(Structured figure records)
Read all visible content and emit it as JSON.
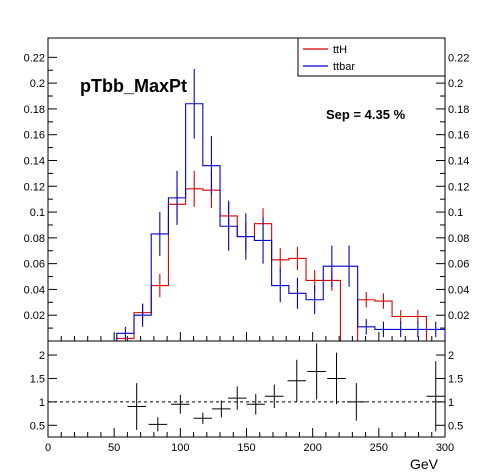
{
  "chart_data": [
    {
      "type": "histogram",
      "title": "pTbb_MaxPt",
      "annotation": "Sep = 4.35 %",
      "xlim": [
        0,
        300
      ],
      "ylim": [
        0,
        0.235
      ],
      "bin_edges": [
        0,
        13,
        26,
        39,
        52,
        65,
        78,
        91,
        104,
        117,
        130,
        143,
        156,
        169,
        182,
        195,
        208,
        221,
        234,
        247,
        260,
        273,
        286,
        300
      ],
      "y_ticks": [
        "0.02",
        "0.04",
        "0.06",
        "0.08",
        "0.1",
        "0.12",
        "0.14",
        "0.16",
        "0.18",
        "0.2",
        "0.22"
      ],
      "legend": {
        "placement": "top-right",
        "entries": [
          "ttH",
          "ttbar"
        ]
      },
      "series": [
        {
          "name": "ttH",
          "color": "#dd0000",
          "values": [
            0,
            0,
            0,
            0,
            0.002,
            0.022,
            0.043,
            0.106,
            0.118,
            0.117,
            0.097,
            0.081,
            0.091,
            0.063,
            0.064,
            0.047,
            0.047,
            0,
            0.032,
            0.031,
            0.019,
            0.019,
            0
          ],
          "errors": [
            0,
            0,
            0,
            0,
            0.003,
            0.006,
            0.009,
            0.013,
            0.014,
            0.014,
            0.012,
            0.011,
            0.012,
            0.009,
            0.009,
            0.008,
            0.008,
            0,
            0.006,
            0.006,
            0.005,
            0.005,
            0
          ]
        },
        {
          "name": "ttbar",
          "color": "#0000cc",
          "values": [
            0,
            0,
            0,
            0,
            0.006,
            0.02,
            0.083,
            0.111,
            0.184,
            0.136,
            0.089,
            0.081,
            0.078,
            0.043,
            0.037,
            0.032,
            0.058,
            0.058,
            0.011,
            0.009,
            0.009,
            0.009,
            0.009
          ],
          "errors": [
            0,
            0,
            0,
            0,
            0.005,
            0.009,
            0.017,
            0.021,
            0.027,
            0.023,
            0.019,
            0.018,
            0.018,
            0.013,
            0.012,
            0.011,
            0.016,
            0.016,
            0.006,
            0.006,
            0.006,
            0.006,
            0.006
          ]
        }
      ]
    },
    {
      "type": "ratio",
      "xlabel": "GeV",
      "xlim": [
        0,
        300
      ],
      "ylim": [
        0.25,
        2.3
      ],
      "x_ticks": [
        "0",
        "50",
        "100",
        "150",
        "200",
        "250",
        "300"
      ],
      "y_ticks": [
        "0.5",
        "1",
        "1.5",
        "2"
      ],
      "reference_line": 1,
      "points": [
        {
          "x": 67,
          "y": 0.9,
          "xerr": 7,
          "yerr": 0.5
        },
        {
          "x": 83,
          "y": 0.52,
          "xerr": 7,
          "yerr": 0.15
        },
        {
          "x": 100,
          "y": 0.95,
          "xerr": 7,
          "yerr": 0.2
        },
        {
          "x": 117,
          "y": 0.65,
          "xerr": 7,
          "yerr": 0.12
        },
        {
          "x": 131,
          "y": 0.85,
          "xerr": 7,
          "yerr": 0.18
        },
        {
          "x": 143,
          "y": 1.08,
          "xerr": 7,
          "yerr": 0.25
        },
        {
          "x": 157,
          "y": 0.95,
          "xerr": 7,
          "yerr": 0.22
        },
        {
          "x": 171,
          "y": 1.12,
          "xerr": 7,
          "yerr": 0.25
        },
        {
          "x": 188,
          "y": 1.45,
          "xerr": 7,
          "yerr": 0.45
        },
        {
          "x": 203,
          "y": 1.65,
          "xerr": 7,
          "yerr": 0.6
        },
        {
          "x": 218,
          "y": 1.5,
          "xerr": 7,
          "yerr": 0.55
        },
        {
          "x": 233,
          "y": 1.0,
          "xerr": 7,
          "yerr": 0.4
        },
        {
          "x": 293,
          "y": 1.12,
          "xerr": 7,
          "yerr": 0.75
        }
      ]
    }
  ]
}
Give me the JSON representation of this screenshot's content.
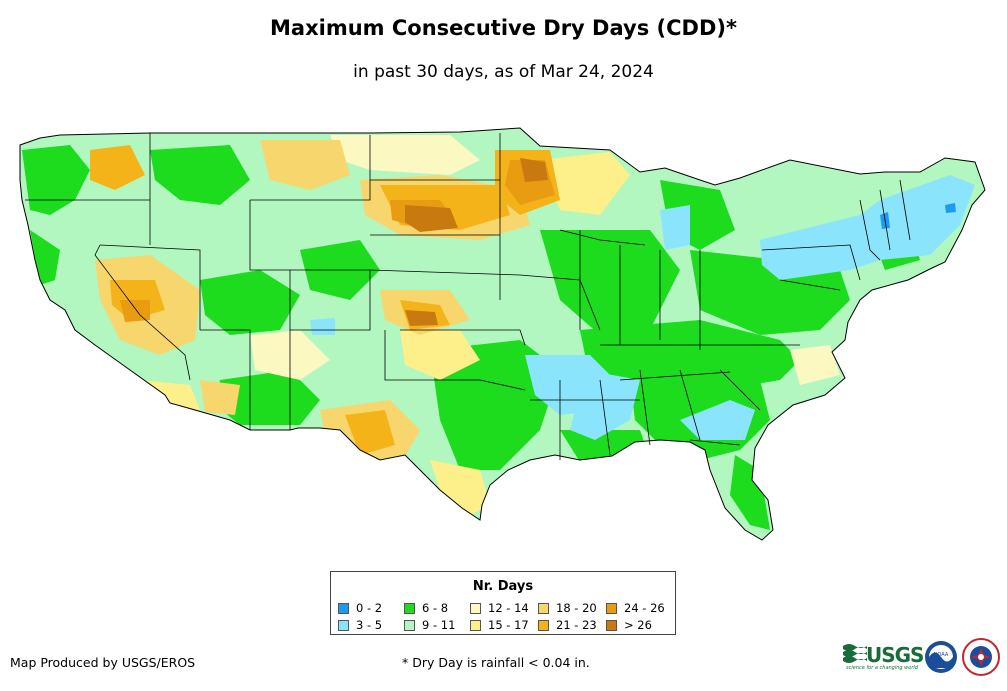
{
  "title": "Maximum Consecutive Dry Days (CDD)*",
  "subtitle": "in past 30 days, as of Mar 24, 2024",
  "legend": {
    "title": "Nr. Days",
    "items": [
      {
        "label": "0 - 2",
        "color": "#1b9cf0"
      },
      {
        "label": "3 - 5",
        "color": "#8ae4fb"
      },
      {
        "label": "6 - 8",
        "color": "#1ddb1d"
      },
      {
        "label": "9 - 11",
        "color": "#b2f7c0"
      },
      {
        "label": "12 - 14",
        "color": "#fbf8c2"
      },
      {
        "label": "15 - 17",
        "color": "#fdf08a"
      },
      {
        "label": "18 - 20",
        "color": "#f7d66e"
      },
      {
        "label": "21 - 23",
        "color": "#f4b318"
      },
      {
        "label": "24 - 26",
        "color": "#e89c12"
      },
      {
        "label": "> 26",
        "color": "#c87a10"
      }
    ]
  },
  "credit": "Map Produced by USGS/EROS",
  "footnote": "* Dry Day is rainfall < 0.04 in.",
  "logos": {
    "usgs": "USGS",
    "usgs_tagline": "science for a changing world",
    "noaa": "NOAA"
  }
}
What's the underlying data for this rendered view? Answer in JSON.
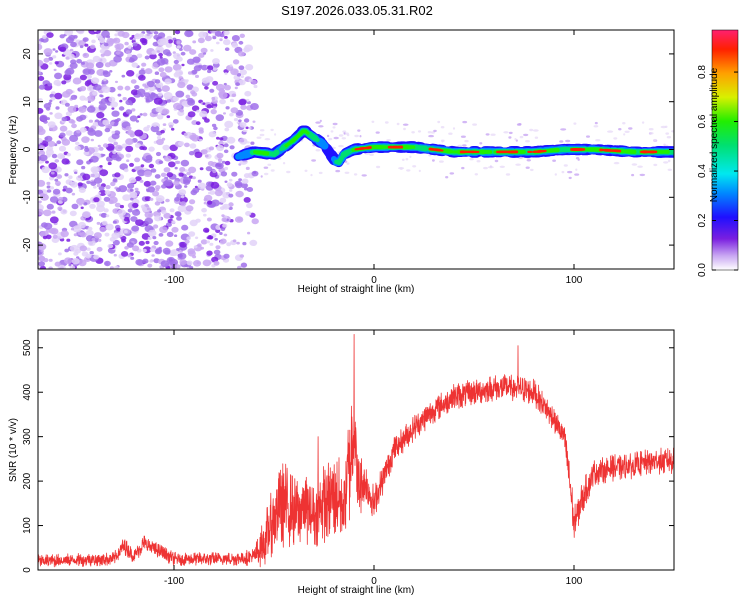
{
  "title": "S197.2026.033.05.31.R02",
  "chart_data": [
    {
      "type": "heatmap",
      "xlabel": "Height of straight line (km)",
      "ylabel": "Frequency (Hz)",
      "xlim": [
        -168,
        150
      ],
      "ylim": [
        -25,
        25
      ],
      "xticks": [
        -100,
        0,
        100
      ],
      "yticks": [
        -20,
        -10,
        0,
        10,
        20
      ],
      "xtick_labels": [
        "-100",
        "0",
        "100"
      ],
      "ytick_labels": [
        "-20",
        "-10",
        "0",
        "10",
        "20"
      ],
      "colorbar": {
        "label": "Normalized spectral amplitude",
        "range": [
          0,
          0.97
        ],
        "ticks": [
          0.0,
          0.2,
          0.4,
          0.6,
          0.8
        ],
        "tick_labels": [
          "0.0",
          "0.2",
          "0.4",
          "0.6",
          "0.8"
        ]
      },
      "noise_region": {
        "x_from": -168,
        "x_to": -65,
        "amplitude": "low"
      },
      "ridge": {
        "x": [
          -68,
          -60,
          -50,
          -45,
          -40,
          -35,
          -30,
          -25,
          -20,
          -18,
          -15,
          -10,
          0,
          20,
          40,
          60,
          80,
          95,
          110,
          130,
          150
        ],
        "frequency": [
          -1.5,
          -0.5,
          -1,
          0.5,
          2,
          4,
          2.5,
          1,
          -2,
          -3,
          -1,
          0,
          0.5,
          0.5,
          -0.5,
          -0.5,
          -0.5,
          0,
          0,
          -0.5,
          -0.5
        ],
        "amplitude": [
          0.3,
          0.6,
          0.5,
          0.6,
          0.6,
          0.7,
          0.6,
          0.4,
          0.3,
          0.4,
          0.5,
          0.75,
          0.9,
          0.6,
          0.8,
          0.8,
          0.8,
          0.6,
          0.85,
          0.8,
          0.7
        ]
      }
    },
    {
      "type": "line",
      "xlabel": "Height of straight line (km)",
      "ylabel": "SNR (10 * v/v)",
      "xlim": [
        -168,
        150
      ],
      "ylim": [
        0,
        540
      ],
      "xticks": [
        -100,
        0,
        100
      ],
      "yticks": [
        0,
        100,
        200,
        300,
        400,
        500
      ],
      "xtick_labels": [
        "-100",
        "0",
        "100"
      ],
      "ytick_labels": [
        "0",
        "100",
        "200",
        "300",
        "400",
        "500"
      ],
      "color": "#ee3333",
      "series": [
        {
          "name": "SNR",
          "x": [
            -168,
            -130,
            -125,
            -120,
            -115,
            -100,
            -70,
            -60,
            -55,
            -50,
            -45,
            -40,
            -35,
            -30,
            -25,
            -20,
            -15,
            -12,
            -10,
            -8,
            -5,
            0,
            10,
            20,
            30,
            40,
            50,
            60,
            70,
            80,
            90,
            95,
            98,
            100,
            103,
            110,
            120,
            130,
            140,
            150
          ],
          "y": [
            20,
            25,
            55,
            30,
            60,
            25,
            25,
            30,
            60,
            120,
            150,
            130,
            140,
            120,
            150,
            170,
            150,
            250,
            330,
            180,
            200,
            150,
            270,
            320,
            360,
            390,
            400,
            410,
            410,
            400,
            340,
            300,
            200,
            100,
            150,
            220,
            230,
            235,
            245,
            245
          ],
          "noise_amplitude": [
            15,
            15,
            20,
            15,
            20,
            15,
            15,
            20,
            60,
            80,
            100,
            80,
            80,
            70,
            90,
            100,
            90,
            150,
            120,
            80,
            60,
            40,
            30,
            30,
            30,
            30,
            30,
            30,
            30,
            30,
            30,
            30,
            60,
            40,
            40,
            30,
            30,
            30,
            30,
            30
          ],
          "spikes": [
            {
              "x": -10,
              "y": 530
            },
            {
              "x": 72,
              "y": 505
            },
            {
              "x": -28,
              "y": 300
            }
          ]
        }
      ]
    }
  ]
}
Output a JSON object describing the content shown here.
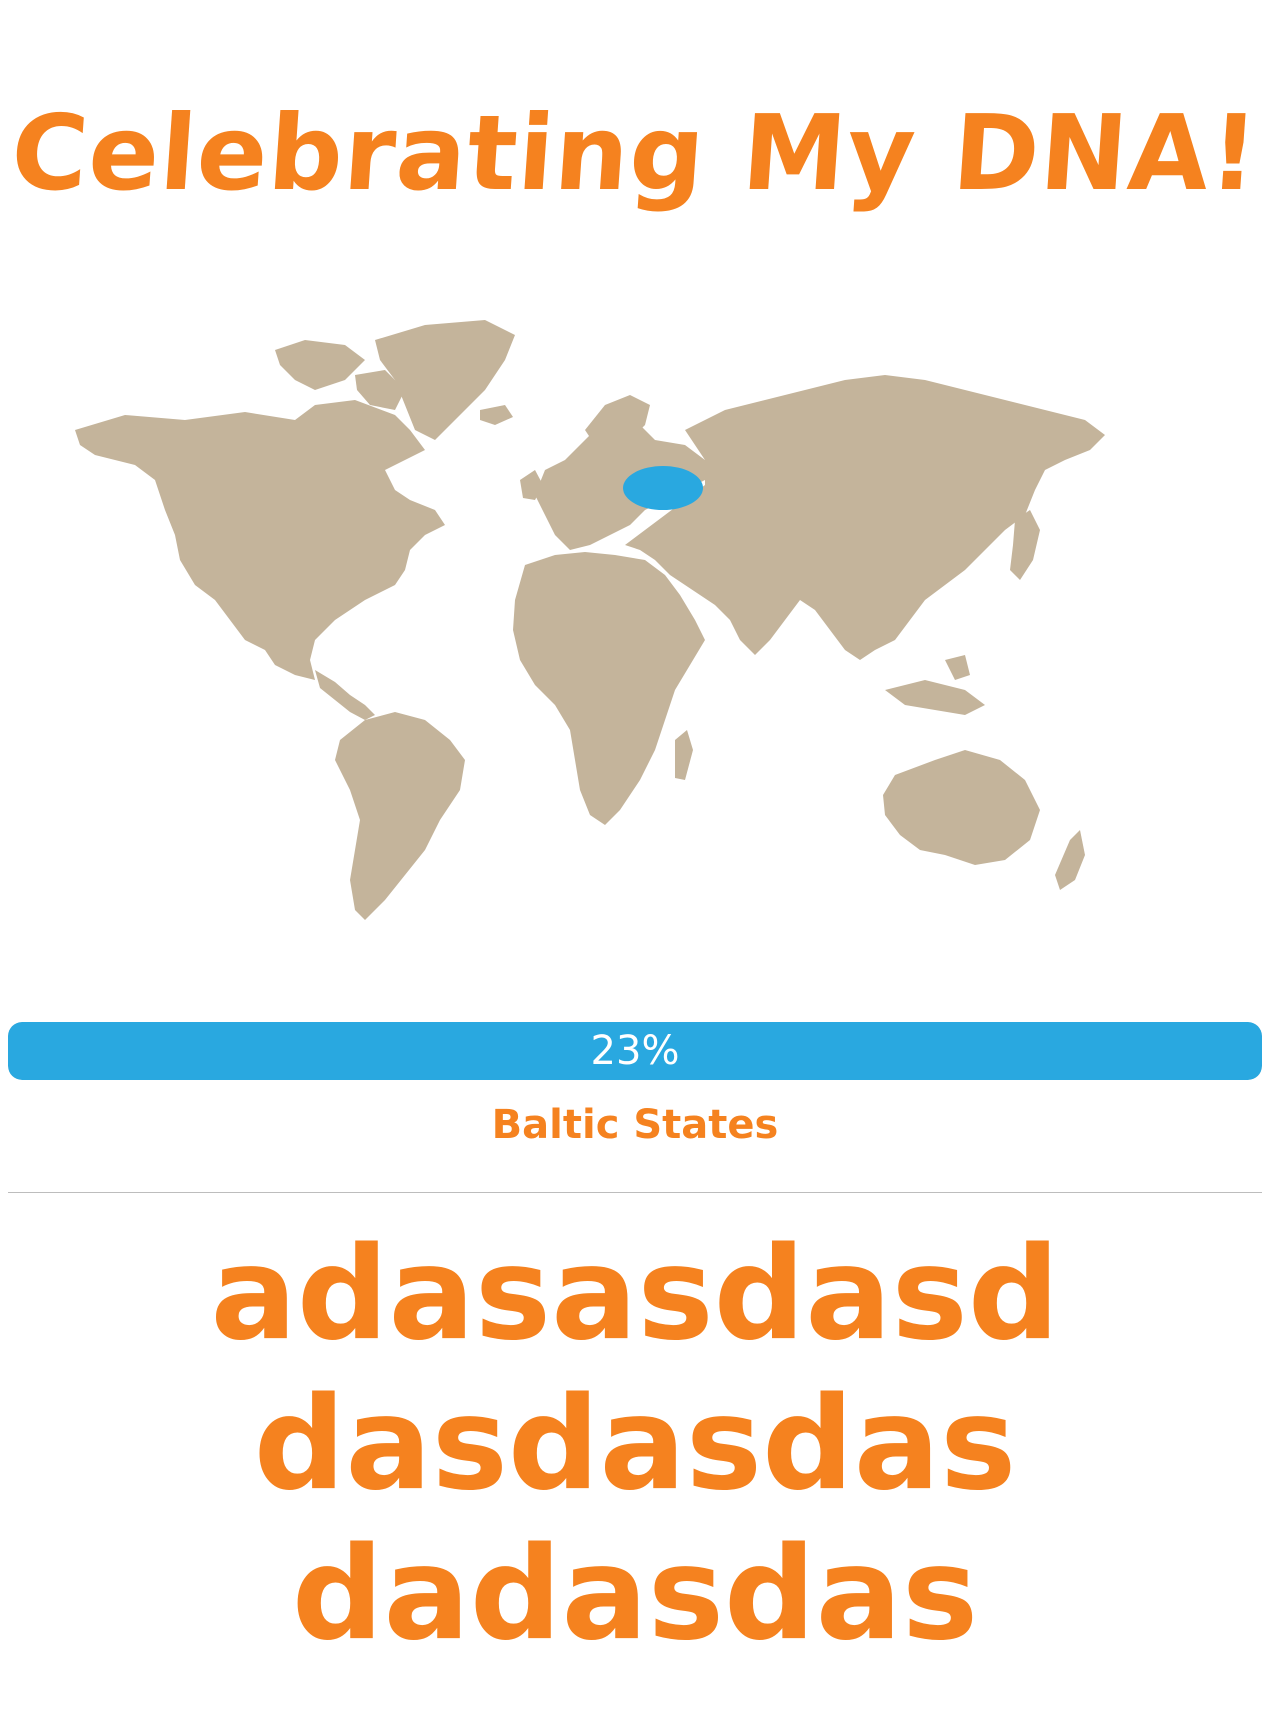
{
  "title": "Celebrating My DNA!",
  "map": {
    "land_color": "#C4B49B",
    "highlight_color": "#29A8E0",
    "highlighted_region": "Baltic States"
  },
  "ancestry": {
    "percent_label": "23%",
    "percent_value": 23,
    "region_label": "Baltic States",
    "bar_color": "#29A8E0"
  },
  "message": {
    "lines": [
      "adasasdasd",
      "dasdasdas",
      "dadasdas"
    ]
  },
  "colors": {
    "accent": "#F5821F"
  }
}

# GIVEN PROBLEM
Find how many lines in the listing contain the word "type" and give that count alone.

# RESULT BELOW
4